§ WORK REQUIRED:
Go through the material below and count the lines with the string "from"; the number is the whole answer.

Records that describe figures
-*-*-
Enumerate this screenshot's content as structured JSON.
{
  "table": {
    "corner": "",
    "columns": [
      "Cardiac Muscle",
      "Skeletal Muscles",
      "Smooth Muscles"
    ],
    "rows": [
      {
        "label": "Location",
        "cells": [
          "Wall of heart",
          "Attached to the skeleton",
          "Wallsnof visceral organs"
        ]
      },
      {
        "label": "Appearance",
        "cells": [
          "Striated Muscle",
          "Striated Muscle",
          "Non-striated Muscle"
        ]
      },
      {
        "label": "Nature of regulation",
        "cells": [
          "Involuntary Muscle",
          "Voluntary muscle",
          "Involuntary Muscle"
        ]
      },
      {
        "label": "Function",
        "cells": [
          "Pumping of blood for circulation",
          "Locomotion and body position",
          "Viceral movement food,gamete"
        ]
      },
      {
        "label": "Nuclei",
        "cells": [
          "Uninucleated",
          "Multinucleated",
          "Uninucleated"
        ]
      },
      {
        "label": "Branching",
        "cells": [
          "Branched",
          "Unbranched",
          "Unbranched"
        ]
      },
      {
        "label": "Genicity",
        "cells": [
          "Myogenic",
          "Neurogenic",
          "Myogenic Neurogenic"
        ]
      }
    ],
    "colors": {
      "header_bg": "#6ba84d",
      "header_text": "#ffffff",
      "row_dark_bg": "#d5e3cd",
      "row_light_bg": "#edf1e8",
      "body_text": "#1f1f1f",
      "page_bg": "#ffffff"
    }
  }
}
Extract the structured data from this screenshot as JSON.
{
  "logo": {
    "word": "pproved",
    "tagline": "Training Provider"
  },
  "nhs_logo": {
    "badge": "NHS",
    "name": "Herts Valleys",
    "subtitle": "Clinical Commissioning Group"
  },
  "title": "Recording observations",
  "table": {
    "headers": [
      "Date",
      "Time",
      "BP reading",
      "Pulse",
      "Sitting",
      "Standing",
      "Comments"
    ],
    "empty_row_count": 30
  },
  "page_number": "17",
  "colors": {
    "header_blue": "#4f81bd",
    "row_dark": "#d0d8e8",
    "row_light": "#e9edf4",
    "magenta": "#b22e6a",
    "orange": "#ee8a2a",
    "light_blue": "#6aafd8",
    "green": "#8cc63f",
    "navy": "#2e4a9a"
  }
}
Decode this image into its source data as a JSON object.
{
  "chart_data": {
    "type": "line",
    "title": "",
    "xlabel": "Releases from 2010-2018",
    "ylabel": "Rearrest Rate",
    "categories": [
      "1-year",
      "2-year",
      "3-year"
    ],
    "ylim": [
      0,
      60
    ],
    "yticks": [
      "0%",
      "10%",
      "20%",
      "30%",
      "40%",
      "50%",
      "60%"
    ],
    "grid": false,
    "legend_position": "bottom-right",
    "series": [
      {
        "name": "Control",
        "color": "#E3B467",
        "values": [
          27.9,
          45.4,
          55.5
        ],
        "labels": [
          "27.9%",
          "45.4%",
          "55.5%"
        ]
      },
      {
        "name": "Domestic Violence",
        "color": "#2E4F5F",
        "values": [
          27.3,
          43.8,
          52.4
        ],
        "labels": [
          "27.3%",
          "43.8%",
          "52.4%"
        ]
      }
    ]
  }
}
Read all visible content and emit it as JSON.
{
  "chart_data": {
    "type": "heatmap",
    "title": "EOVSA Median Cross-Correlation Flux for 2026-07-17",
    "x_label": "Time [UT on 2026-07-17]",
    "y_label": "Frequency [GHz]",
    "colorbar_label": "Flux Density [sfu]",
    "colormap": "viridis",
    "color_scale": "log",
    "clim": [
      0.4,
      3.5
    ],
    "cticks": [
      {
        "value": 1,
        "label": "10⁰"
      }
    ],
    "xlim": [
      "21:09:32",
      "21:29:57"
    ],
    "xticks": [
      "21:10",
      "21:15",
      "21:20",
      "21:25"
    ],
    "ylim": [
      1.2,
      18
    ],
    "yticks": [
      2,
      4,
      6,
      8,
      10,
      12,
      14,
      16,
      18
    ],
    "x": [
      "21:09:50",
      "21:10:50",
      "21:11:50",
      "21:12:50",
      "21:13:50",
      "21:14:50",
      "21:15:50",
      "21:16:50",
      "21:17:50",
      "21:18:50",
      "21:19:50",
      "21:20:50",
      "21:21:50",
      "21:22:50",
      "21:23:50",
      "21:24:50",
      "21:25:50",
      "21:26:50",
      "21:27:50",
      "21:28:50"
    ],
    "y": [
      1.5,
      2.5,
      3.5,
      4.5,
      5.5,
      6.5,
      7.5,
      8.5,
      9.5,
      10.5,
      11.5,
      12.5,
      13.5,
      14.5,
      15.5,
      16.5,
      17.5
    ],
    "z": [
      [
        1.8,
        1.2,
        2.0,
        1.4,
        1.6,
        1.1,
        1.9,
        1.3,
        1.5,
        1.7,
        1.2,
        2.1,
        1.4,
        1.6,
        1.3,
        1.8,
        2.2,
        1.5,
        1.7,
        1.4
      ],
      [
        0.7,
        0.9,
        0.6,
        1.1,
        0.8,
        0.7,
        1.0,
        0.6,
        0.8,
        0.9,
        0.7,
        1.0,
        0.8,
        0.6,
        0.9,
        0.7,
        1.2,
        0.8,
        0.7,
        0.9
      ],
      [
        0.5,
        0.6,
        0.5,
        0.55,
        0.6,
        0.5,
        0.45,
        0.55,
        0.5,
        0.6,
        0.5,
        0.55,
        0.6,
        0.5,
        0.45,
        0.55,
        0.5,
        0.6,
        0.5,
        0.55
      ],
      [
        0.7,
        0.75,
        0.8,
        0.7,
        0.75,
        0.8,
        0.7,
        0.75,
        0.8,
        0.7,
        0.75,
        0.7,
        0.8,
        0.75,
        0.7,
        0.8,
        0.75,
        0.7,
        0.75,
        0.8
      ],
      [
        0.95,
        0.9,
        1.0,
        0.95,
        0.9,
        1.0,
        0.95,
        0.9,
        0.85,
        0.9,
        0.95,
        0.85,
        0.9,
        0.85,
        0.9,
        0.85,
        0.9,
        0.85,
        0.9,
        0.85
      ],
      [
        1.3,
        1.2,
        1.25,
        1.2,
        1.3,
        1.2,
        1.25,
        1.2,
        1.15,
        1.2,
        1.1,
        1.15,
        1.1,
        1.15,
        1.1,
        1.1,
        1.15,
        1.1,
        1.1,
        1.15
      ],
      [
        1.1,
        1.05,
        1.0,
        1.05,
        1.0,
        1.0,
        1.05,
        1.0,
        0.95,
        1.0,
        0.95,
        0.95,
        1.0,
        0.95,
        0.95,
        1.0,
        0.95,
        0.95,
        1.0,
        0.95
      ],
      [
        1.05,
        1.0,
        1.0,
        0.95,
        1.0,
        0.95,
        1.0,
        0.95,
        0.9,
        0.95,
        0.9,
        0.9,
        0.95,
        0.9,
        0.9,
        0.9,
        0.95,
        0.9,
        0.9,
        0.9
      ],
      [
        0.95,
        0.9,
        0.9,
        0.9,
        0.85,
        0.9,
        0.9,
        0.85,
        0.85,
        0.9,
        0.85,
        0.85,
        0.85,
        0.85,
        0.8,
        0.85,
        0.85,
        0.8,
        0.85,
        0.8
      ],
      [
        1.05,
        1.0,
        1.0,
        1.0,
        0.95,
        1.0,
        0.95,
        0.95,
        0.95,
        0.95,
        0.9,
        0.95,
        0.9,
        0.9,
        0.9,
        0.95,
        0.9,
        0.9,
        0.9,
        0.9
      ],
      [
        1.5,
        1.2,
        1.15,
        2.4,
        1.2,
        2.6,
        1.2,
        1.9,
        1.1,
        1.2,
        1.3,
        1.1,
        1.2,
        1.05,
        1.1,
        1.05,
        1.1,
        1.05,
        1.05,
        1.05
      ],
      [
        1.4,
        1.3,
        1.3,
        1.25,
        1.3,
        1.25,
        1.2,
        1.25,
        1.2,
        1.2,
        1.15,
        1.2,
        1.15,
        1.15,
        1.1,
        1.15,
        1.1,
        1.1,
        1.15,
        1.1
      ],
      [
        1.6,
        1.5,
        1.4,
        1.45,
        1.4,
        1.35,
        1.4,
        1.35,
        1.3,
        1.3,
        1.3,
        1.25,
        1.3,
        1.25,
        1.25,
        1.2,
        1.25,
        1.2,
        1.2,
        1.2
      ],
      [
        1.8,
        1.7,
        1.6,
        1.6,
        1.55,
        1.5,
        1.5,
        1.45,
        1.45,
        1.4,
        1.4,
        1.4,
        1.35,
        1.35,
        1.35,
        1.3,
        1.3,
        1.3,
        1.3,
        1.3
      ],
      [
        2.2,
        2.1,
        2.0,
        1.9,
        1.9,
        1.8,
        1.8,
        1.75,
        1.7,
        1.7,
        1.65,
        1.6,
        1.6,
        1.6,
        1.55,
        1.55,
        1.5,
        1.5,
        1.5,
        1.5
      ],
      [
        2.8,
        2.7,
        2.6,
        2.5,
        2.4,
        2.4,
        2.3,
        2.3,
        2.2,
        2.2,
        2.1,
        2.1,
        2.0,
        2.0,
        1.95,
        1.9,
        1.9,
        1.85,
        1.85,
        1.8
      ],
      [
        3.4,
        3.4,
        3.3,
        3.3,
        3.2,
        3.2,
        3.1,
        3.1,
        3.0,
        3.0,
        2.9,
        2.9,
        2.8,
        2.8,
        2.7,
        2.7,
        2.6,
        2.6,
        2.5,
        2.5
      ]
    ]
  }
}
-*-*-
§ THE SOLUTION:
2